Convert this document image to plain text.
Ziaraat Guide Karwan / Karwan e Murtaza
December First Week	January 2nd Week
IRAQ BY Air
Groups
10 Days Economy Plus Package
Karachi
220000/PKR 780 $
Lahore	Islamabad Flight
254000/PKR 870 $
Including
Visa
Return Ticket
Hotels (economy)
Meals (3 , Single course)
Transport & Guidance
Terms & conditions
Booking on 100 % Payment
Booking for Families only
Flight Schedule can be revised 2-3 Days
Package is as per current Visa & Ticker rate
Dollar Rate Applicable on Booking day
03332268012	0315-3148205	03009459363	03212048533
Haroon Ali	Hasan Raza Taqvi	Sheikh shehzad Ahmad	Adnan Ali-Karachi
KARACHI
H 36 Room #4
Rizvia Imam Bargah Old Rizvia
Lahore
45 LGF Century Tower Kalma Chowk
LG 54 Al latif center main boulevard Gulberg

Instruction:
Within the listing above, copy each line that has the string "Days".

Response to the exercise:
10 Days Economy Plus Package
Flight Schedule can be revised 2-3 Days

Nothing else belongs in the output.